● **Your objective**:
Quote the records in full and leave their pictures out.

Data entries

——

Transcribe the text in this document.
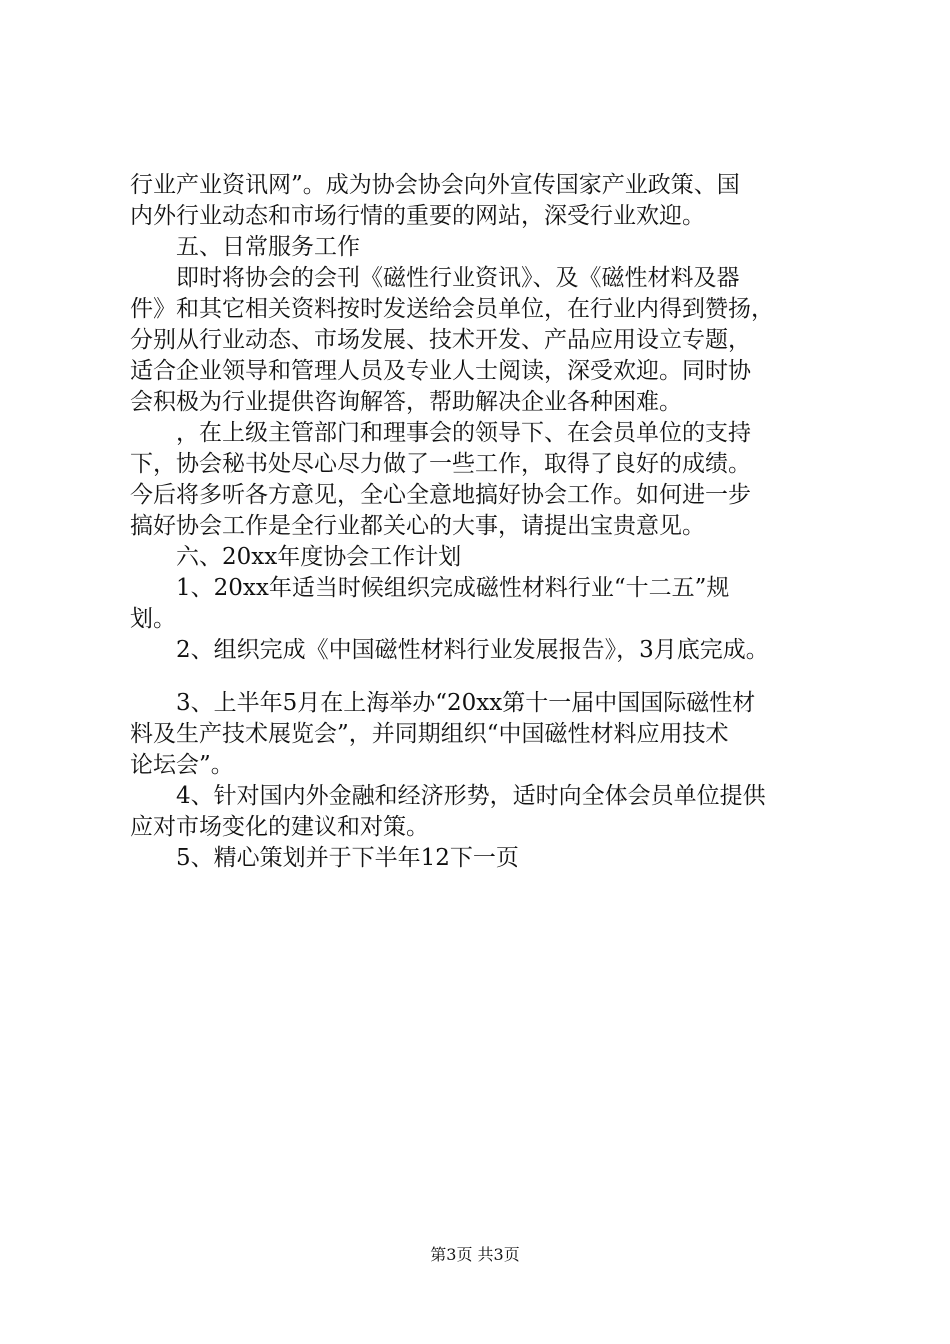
行业产业资讯网”。成为协会协会向外宣传国家产业政策、国
内外行业动态和市场行情的重要的网站，深受行业欢迎。
五、日常服务工作
即时将协会的会刊《磁性行业资讯》、及《磁性材料及器
件》和其它相关资料按时发送给会员单位，在行业内得到赞扬，
分别从行业动态、市场发展、技术开发、产品应用设立专题，
适合企业领导和管理人员及专业人士阅读，深受欢迎。同时协
会积极为行业提供咨询解答，帮助解决企业各种困难。
，在上级主管部门和理事会的领导下、在会员单位的支持
下，协会秘书处尽心尽力做了一些工作，取得了良好的成绩。
今后将多听各方意见，全心全意地搞好协会工作。如何进一步
搞好协会工作是全行业都关心的大事，请提出宝贵意见。
六、20xx年度协会工作计划
1、20xx年适当时候组织完成磁性材料行业“十二五”规
划。
2、组织完成《中国磁性材料行业发展报告》，3月底完成。
3、上半年5月在上海举办“20xx第十一届中国国际磁性材
料及生产技术展览会”，并同期组织“中国磁性材料应用技术
论坛会”。
4、针对国内外金融和经济形势，适时向全体会员单位提供
应对市场变化的建议和对策。
5、精心策划并于下半年12下一页
第3页 共3页
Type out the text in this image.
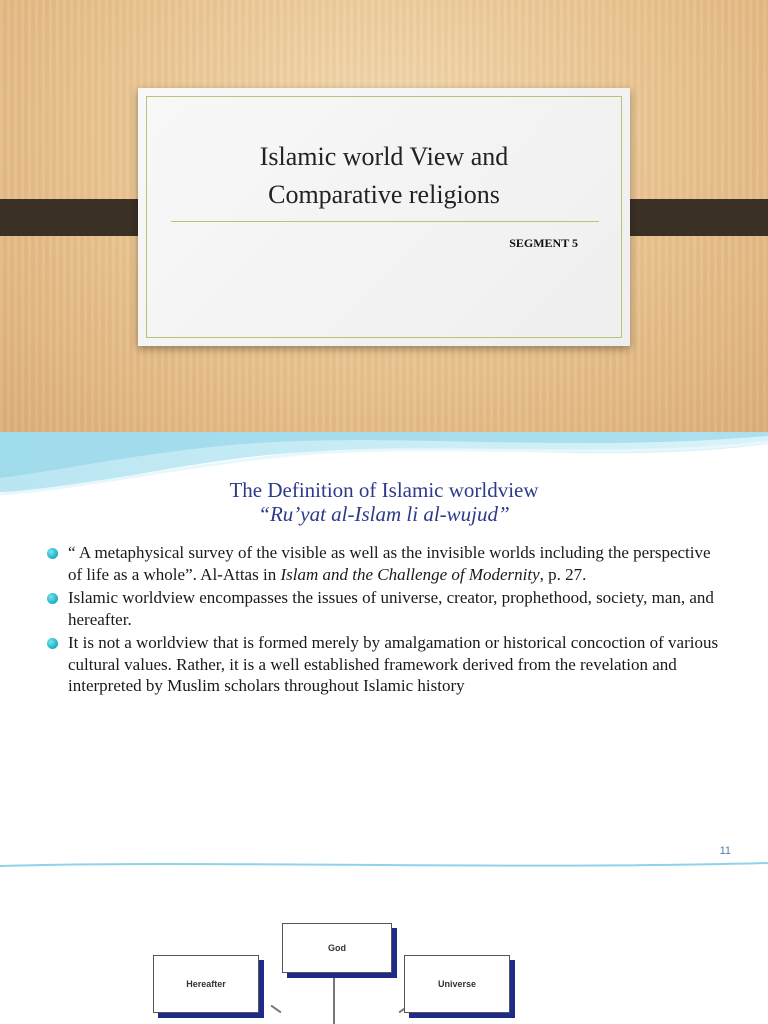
Islamic world View and
Comparative religions
SEGMENT 5
The Definition of Islamic worldview
“Ru’yat al-Islam li al-wujud”
“ A metaphysical survey of the visible as well as the invisible worlds including the perspective of life as a whole”. Al-Attas in Islam and the Challenge of Modernity, p. 27.
Islamic worldview encompasses the issues of universe, creator, prophethood, society, man, and hereafter.
It is not a worldview that is formed merely by amalgamation or historical concoction of various cultural values. Rather, it is a well established framework derived from the revelation and interpreted by Muslim scholars throughout Islamic history
11
God
Hereafter	Universe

——

● **Solution to this task**:
Transcribe the text in this document.
行业产业资讯网”。成为协会协会向外宣传国家产业政策、国
内外行业动态和市场行情的重要的网站，深受行业欢迎。
五、日常服务工作
即时将协会的会刊《磁性行业资讯》、及《磁性材料及器
件》和其它相关资料按时发送给会员单位，在行业内得到赞扬，
分别从行业动态、市场发展、技术开发、产品应用设立专题，
适合企业领导和管理人员及专业人士阅读，深受欢迎。同时协
会积极为行业提供咨询解答，帮助解决企业各种困难。
，在上级主管部门和理事会的领导下、在会员单位的支持
下，协会秘书处尽心尽力做了一些工作，取得了良好的成绩。
今后将多听各方意见，全心全意地搞好协会工作。如何进一步
搞好协会工作是全行业都关心的大事，请提出宝贵意见。
六、20xx年度协会工作计划
1、20xx年适当时候组织完成磁性材料行业“十二五”规
划。
2、组织完成《中国磁性材料行业发展报告》，3月底完成。
3、上半年5月在上海举办“20xx第十一届中国国际磁性材
料及生产技术展览会”，并同期组织“中国磁性材料应用技术
论坛会”。
4、针对国内外金融和经济形势，适时向全体会员单位提供
应对市场变化的建议和对策。
5、精心策划并于下半年12下一页
第3页 共3页
Type out the text in this image.
Islamic world View and
Comparative religions
SEGMENT 5
The Definition of Islamic worldview
“Ru’yat al-Islam li al-wujud”
“ A metaphysical survey of the visible as well as the invisible worlds including the perspective of life as a whole”. Al-Attas in Islam and the Challenge of Modernity, p. 27.
Islamic worldview encompasses the issues of universe, creator, prophethood, society, man, and hereafter.
It is not a worldview that is formed merely by amalgamation or historical concoction of various cultural values. Rather, it is a well established framework derived from the revelation and interpreted by Muslim scholars throughout Islamic history
11
God
Hereafter	Universe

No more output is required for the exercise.